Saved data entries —
##########

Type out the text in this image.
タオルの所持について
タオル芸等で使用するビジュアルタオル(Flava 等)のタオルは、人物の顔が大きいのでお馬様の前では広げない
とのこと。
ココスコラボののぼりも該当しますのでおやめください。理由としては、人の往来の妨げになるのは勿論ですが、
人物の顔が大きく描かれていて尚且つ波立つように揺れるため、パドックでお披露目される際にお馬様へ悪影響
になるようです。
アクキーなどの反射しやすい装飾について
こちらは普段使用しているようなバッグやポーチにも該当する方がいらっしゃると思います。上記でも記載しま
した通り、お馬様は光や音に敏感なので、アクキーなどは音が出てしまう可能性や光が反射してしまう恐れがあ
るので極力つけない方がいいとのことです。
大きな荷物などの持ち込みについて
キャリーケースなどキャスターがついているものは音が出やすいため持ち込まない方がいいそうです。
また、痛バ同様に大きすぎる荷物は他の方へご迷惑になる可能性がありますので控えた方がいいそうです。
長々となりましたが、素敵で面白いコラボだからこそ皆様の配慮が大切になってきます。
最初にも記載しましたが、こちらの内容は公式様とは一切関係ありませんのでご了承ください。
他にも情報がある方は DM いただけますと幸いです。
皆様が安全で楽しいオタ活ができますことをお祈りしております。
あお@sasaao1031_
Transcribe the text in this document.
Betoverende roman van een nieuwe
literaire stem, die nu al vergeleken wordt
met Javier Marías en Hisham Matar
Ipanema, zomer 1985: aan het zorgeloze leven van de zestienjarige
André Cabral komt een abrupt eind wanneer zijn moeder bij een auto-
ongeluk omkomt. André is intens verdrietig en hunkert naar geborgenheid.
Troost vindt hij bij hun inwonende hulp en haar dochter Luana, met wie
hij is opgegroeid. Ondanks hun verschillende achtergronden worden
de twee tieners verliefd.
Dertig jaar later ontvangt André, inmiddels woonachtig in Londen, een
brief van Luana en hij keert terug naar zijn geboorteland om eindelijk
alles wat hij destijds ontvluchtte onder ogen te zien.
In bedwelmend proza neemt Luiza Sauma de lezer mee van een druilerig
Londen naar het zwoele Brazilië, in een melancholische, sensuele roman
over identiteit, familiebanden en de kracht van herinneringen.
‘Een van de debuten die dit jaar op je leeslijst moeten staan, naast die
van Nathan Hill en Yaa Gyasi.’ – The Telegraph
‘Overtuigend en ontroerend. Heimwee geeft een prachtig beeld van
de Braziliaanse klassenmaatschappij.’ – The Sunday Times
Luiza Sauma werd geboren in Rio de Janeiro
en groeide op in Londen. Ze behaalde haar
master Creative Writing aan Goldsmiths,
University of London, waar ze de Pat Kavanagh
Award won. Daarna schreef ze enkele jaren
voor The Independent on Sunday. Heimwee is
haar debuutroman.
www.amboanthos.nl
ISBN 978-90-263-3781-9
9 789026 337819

##########

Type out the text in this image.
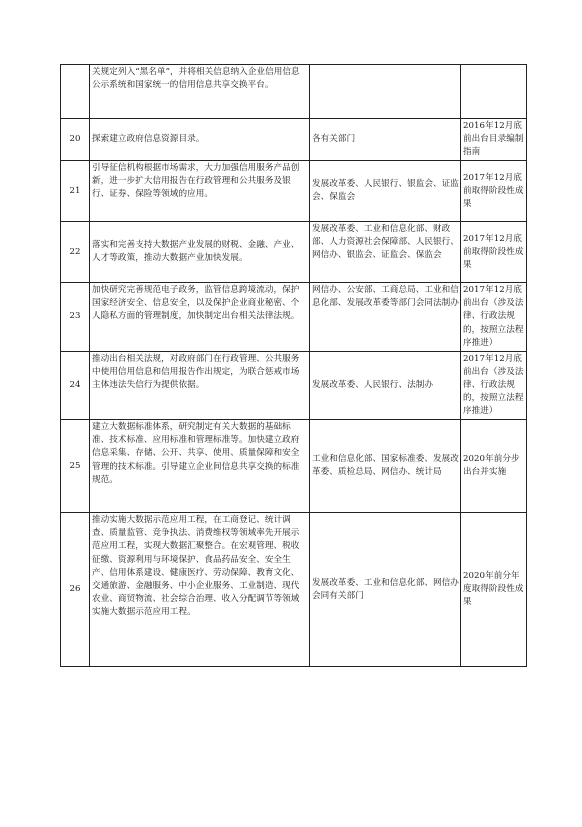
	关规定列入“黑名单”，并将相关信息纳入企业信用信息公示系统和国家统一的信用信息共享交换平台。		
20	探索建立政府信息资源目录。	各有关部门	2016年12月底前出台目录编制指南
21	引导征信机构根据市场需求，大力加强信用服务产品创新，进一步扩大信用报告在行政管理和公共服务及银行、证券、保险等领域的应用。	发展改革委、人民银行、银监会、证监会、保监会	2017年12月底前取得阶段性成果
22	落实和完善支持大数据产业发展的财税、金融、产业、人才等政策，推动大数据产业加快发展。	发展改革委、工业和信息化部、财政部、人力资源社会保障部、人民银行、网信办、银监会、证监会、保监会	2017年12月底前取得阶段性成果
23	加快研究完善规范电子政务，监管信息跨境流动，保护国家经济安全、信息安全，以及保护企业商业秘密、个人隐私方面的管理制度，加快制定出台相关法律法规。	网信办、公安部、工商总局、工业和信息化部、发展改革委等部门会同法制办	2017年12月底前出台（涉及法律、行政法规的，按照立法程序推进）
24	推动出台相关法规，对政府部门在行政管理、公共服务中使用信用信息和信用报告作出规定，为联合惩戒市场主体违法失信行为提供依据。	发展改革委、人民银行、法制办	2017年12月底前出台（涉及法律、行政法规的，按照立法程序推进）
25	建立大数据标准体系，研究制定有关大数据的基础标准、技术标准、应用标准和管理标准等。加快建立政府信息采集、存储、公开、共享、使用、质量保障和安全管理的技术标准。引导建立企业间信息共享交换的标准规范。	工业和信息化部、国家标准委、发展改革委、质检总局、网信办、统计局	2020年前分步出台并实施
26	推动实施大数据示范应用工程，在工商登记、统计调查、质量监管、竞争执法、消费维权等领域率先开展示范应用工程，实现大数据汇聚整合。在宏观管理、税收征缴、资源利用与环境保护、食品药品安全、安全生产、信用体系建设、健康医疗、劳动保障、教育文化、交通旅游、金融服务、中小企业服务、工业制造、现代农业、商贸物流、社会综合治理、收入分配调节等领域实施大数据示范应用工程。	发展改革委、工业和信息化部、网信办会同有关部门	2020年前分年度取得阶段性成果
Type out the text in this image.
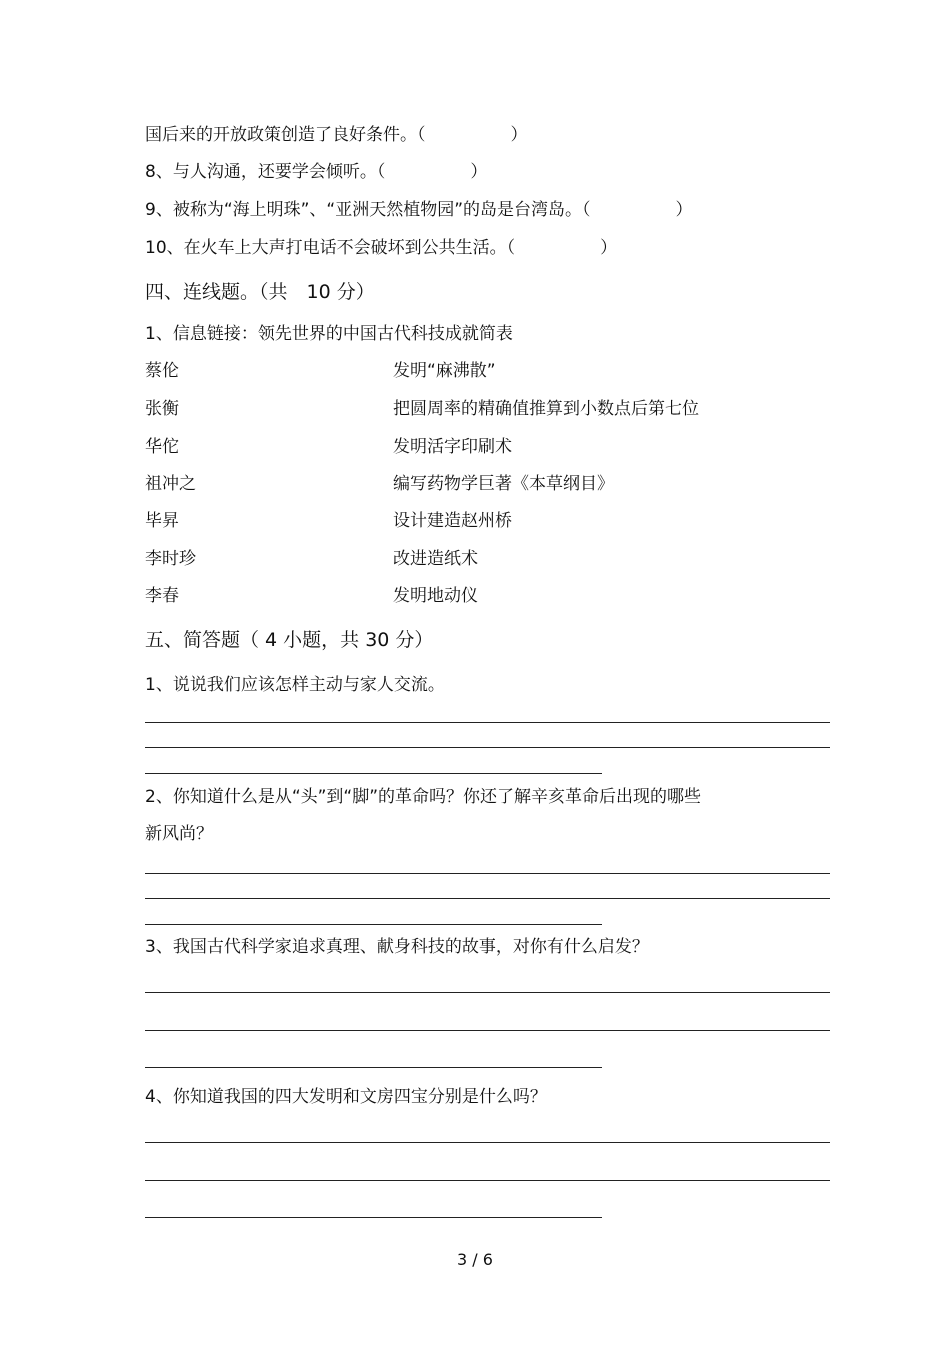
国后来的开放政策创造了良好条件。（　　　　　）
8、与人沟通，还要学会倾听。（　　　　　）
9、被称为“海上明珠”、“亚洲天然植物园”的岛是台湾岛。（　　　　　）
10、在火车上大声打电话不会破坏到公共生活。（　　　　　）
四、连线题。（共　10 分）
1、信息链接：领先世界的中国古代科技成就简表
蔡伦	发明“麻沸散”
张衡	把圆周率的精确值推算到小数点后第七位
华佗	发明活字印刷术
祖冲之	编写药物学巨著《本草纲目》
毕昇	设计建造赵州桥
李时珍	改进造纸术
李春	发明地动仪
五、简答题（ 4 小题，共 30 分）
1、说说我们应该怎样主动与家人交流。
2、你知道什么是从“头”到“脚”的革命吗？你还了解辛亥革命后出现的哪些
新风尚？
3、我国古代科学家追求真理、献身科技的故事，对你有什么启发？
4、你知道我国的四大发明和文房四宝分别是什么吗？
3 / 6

##########

Every line that holds the word "按照立法程序推进" should be extracted.

Reply —
23	加快研究完善规范电子政务，监管信息跨境流动，保护国家经济安全、信息安全，以及保护企业商业秘密、个人隐私方面的管理制度，加快制定出台相关法律法规。	网信办、公安部、工商总局、工业和信息化部、发展改革委等部门会同法制办	2017年12月底前出台（涉及法律、行政法规的，按照立法程序推进）
24	推动出台相关法规，对政府部门在行政管理、公共服务中使用信用信息和信用报告作出规定，为联合惩戒市场主体违法失信行为提供依据。	发展改革委、人民银行、法制办	2017年12月底前出台（涉及法律、行政法规的，按照立法程序推进）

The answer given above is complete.